# Objective
Every entry needs to be printed exactly, please.

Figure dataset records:

####################

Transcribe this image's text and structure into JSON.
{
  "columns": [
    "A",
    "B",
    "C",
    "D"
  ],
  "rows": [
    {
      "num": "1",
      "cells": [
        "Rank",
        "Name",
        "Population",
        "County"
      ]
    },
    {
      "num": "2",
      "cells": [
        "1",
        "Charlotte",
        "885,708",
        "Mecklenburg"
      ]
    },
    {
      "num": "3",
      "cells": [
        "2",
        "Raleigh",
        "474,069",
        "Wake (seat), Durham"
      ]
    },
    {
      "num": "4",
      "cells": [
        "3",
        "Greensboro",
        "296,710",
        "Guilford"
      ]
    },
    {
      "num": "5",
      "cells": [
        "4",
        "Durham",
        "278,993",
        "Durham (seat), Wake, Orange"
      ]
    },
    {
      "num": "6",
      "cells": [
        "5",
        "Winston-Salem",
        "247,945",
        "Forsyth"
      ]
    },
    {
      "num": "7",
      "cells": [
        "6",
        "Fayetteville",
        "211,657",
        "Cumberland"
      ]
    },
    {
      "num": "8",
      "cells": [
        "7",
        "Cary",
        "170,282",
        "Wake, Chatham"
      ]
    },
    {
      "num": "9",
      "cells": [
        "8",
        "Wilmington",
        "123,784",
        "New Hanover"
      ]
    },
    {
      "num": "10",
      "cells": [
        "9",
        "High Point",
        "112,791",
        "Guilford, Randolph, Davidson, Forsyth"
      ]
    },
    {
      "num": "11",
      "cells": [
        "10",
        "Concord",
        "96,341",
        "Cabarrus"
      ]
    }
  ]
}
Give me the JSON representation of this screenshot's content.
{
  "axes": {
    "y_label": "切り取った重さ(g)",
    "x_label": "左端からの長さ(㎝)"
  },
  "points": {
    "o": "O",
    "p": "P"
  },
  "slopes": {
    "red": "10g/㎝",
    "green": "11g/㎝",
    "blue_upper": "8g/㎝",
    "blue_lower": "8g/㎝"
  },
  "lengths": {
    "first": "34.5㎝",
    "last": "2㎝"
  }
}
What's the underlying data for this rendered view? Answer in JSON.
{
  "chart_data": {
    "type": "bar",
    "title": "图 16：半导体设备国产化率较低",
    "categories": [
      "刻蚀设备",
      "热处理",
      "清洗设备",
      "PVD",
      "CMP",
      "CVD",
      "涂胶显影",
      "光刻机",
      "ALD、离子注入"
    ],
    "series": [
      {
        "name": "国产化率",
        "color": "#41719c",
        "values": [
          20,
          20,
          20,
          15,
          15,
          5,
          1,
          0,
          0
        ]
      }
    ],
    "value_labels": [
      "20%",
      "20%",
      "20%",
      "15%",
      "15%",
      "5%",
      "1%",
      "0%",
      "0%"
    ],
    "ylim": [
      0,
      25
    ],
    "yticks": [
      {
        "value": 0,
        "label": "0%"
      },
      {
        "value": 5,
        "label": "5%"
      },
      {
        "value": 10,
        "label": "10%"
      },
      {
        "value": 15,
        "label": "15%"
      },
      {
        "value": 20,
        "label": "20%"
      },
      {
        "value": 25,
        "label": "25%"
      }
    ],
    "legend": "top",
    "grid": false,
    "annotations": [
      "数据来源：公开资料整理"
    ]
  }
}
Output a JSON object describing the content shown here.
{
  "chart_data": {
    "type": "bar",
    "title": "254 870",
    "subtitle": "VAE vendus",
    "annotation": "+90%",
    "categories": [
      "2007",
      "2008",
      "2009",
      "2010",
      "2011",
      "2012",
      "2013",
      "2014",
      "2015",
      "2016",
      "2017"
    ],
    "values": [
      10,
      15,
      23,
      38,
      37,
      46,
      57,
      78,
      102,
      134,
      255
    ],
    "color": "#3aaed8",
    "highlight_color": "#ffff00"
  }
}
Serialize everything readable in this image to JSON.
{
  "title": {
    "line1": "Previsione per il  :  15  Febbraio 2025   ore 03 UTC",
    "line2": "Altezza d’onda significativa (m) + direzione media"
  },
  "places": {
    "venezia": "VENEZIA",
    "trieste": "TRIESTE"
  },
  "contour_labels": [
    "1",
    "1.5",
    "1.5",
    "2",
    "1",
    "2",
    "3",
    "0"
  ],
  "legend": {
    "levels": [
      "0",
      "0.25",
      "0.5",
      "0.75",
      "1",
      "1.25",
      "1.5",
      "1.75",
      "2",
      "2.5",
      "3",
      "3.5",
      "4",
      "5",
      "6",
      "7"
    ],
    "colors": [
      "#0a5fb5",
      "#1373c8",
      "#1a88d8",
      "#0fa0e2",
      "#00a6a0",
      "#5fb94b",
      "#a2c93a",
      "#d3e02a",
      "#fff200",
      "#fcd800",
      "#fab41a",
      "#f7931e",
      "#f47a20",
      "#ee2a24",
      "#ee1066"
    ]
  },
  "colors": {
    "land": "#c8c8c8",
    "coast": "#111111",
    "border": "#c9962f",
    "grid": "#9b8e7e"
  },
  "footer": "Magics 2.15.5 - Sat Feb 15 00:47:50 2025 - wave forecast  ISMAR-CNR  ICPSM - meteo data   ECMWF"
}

####################

# Answer to this exercise
Transcribe this image's text and structure into JSON.
{
  "columns": [
    "A",
    "B",
    "C",
    "D"
  ],
  "rows": [
    {
      "num": "1",
      "cells": [
        "Rank",
        "Name",
        "Population",
        "County"
      ]
    },
    {
      "num": "2",
      "cells": [
        "1",
        "Charlotte",
        "885,708",
        "Mecklenburg"
      ]
    },
    {
      "num": "3",
      "cells": [
        "2",
        "Raleigh",
        "474,069",
        "Wake (seat), Durham"
      ]
    },
    {
      "num": "4",
      "cells": [
        "3",
        "Greensboro",
        "296,710",
        "Guilford"
      ]
    },
    {
      "num": "5",
      "cells": [
        "4",
        "Durham",
        "278,993",
        "Durham (seat), Wake, Orange"
      ]
    },
    {
      "num": "6",
      "cells": [
        "5",
        "Winston-Salem",
        "247,945",
        "Forsyth"
      ]
    },
    {
      "num": "7",
      "cells": [
        "6",
        "Fayetteville",
        "211,657",
        "Cumberland"
      ]
    },
    {
      "num": "8",
      "cells": [
        "7",
        "Cary",
        "170,282",
        "Wake, Chatham"
      ]
    },
    {
      "num": "9",
      "cells": [
        "8",
        "Wilmington",
        "123,784",
        "New Hanover"
      ]
    },
    {
      "num": "10",
      "cells": [
        "9",
        "High Point",
        "112,791",
        "Guilford, Randolph, Davidson, Forsyth"
      ]
    },
    {
      "num": "11",
      "cells": [
        "10",
        "Concord",
        "96,341",
        "Cabarrus"
      ]
    }
  ]
}
Give me the JSON representation of this screenshot's content.
{
  "axes": {
    "y_label": "切り取った重さ(g)",
    "x_label": "左端からの長さ(㎝)"
  },
  "points": {
    "o": "O",
    "p": "P"
  },
  "slopes": {
    "red": "10g/㎝",
    "green": "11g/㎝",
    "blue_upper": "8g/㎝",
    "blue_lower": "8g/㎝"
  },
  "lengths": {
    "first": "34.5㎝",
    "last": "2㎝"
  }
}
What's the underlying data for this rendered view? Answer in JSON.
{
  "chart_data": {
    "type": "bar",
    "title": "图 16：半导体设备国产化率较低",
    "categories": [
      "刻蚀设备",
      "热处理",
      "清洗设备",
      "PVD",
      "CMP",
      "CVD",
      "涂胶显影",
      "光刻机",
      "ALD、离子注入"
    ],
    "series": [
      {
        "name": "国产化率",
        "color": "#41719c",
        "values": [
          20,
          20,
          20,
          15,
          15,
          5,
          1,
          0,
          0
        ]
      }
    ],
    "value_labels": [
      "20%",
      "20%",
      "20%",
      "15%",
      "15%",
      "5%",
      "1%",
      "0%",
      "0%"
    ],
    "ylim": [
      0,
      25
    ],
    "yticks": [
      {
        "value": 0,
        "label": "0%"
      },
      {
        "value": 5,
        "label": "5%"
      },
      {
        "value": 10,
        "label": "10%"
      },
      {
        "value": 15,
        "label": "15%"
      },
      {
        "value": 20,
        "label": "20%"
      },
      {
        "value": 25,
        "label": "25%"
      }
    ],
    "legend": "top",
    "grid": false,
    "annotations": [
      "数据来源：公开资料整理"
    ]
  }
}
Output a JSON object describing the content shown here.
{
  "chart_data": {
    "type": "bar",
    "title": "254 870",
    "subtitle": "VAE vendus",
    "annotation": "+90%",
    "categories": [
      "2007",
      "2008",
      "2009",
      "2010",
      "2011",
      "2012",
      "2013",
      "2014",
      "2015",
      "2016",
      "2017"
    ],
    "values": [
      10,
      15,
      23,
      38,
      37,
      46,
      57,
      78,
      102,
      134,
      255
    ],
    "color": "#3aaed8",
    "highlight_color": "#ffff00"
  }
}
Serialize everything readable in this image to JSON.
{
  "title": {
    "line1": "Previsione per il  :  15  Febbraio 2025   ore 03 UTC",
    "line2": "Altezza d’onda significativa (m) + direzione media"
  },
  "places": {
    "venezia": "VENEZIA",
    "trieste": "TRIESTE"
  },
  "contour_labels": [
    "1",
    "1.5",
    "1.5",
    "2",
    "1",
    "2",
    "3",
    "0"
  ],
  "legend": {
    "levels": [
      "0",
      "0.25",
      "0.5",
      "0.75",
      "1",
      "1.25",
      "1.5",
      "1.75",
      "2",
      "2.5",
      "3",
      "3.5",
      "4",
      "5",
      "6",
      "7"
    ],
    "colors": [
      "#0a5fb5",
      "#1373c8",
      "#1a88d8",
      "#0fa0e2",
      "#00a6a0",
      "#5fb94b",
      "#a2c93a",
      "#d3e02a",
      "#fff200",
      "#fcd800",
      "#fab41a",
      "#f7931e",
      "#f47a20",
      "#ee2a24",
      "#ee1066"
    ]
  },
  "colors": {
    "land": "#c8c8c8",
    "coast": "#111111",
    "border": "#c9962f",
    "grid": "#9b8e7e"
  },
  "footer": "Magics 2.15.5 - Sat Feb 15 00:47:50 2025 - wave forecast  ISMAR-CNR  ICPSM - meteo data   ECMWF"
}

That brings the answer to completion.